Required task:
What follows is a listing; restate every line of it word for word.

◆ ◆ ◆

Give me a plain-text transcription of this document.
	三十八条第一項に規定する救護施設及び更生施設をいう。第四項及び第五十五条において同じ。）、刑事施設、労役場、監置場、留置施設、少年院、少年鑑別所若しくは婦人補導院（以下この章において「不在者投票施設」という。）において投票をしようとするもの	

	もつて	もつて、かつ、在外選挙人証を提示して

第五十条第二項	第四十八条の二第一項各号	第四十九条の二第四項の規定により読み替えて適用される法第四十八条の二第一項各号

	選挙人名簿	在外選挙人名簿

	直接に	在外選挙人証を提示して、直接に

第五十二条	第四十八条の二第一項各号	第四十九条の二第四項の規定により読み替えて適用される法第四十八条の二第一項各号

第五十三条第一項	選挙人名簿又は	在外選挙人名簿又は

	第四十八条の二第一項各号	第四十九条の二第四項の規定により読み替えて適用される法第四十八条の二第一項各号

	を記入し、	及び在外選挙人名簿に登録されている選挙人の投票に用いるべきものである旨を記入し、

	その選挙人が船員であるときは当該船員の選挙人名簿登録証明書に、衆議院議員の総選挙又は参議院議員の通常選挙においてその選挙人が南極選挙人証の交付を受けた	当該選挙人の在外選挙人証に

◆ ◆ ◆

Task result:
Give me a plain-text transcription of this document.
	三十八条第一項に規定する救護施設及び更生施設をいう。第四項及び第五十五条において同じ。）、刑事施設、労役場、監置場、留置施設、少年院、少年鑑別所若しくは婦人補導院（以下この章において「不在者投票施設」という。）において投票をしようとするもの	

	もつて	もつて、かつ、在外選挙人証を提示して

第五十条第二項	第四十八条の二第一項各号	第四十九条の二第四項の規定により読み替えて適用される法第四十八条の二第一項各号

	選挙人名簿	在外選挙人名簿

	直接に	在外選挙人証を提示して、直接に

第五十二条	第四十八条の二第一項各号	第四十九条の二第四項の規定により読み替えて適用される法第四十八条の二第一項各号

第五十三条第一項	選挙人名簿又は	在外選挙人名簿又は

	第四十八条の二第一項各号	第四十九条の二第四項の規定により読み替えて適用される法第四十八条の二第一項各号

	を記入し、	及び在外選挙人名簿に登録されている選挙人の投票に用いるべきものである旨を記入し、

	その選挙人が船員であるときは当該船員の選挙人名簿登録証明書に、衆議院議員の総選挙又は参議院議員の通常選挙においてその選挙人が南極選挙人証の交付を受けた	当該選挙人の在外選挙人証に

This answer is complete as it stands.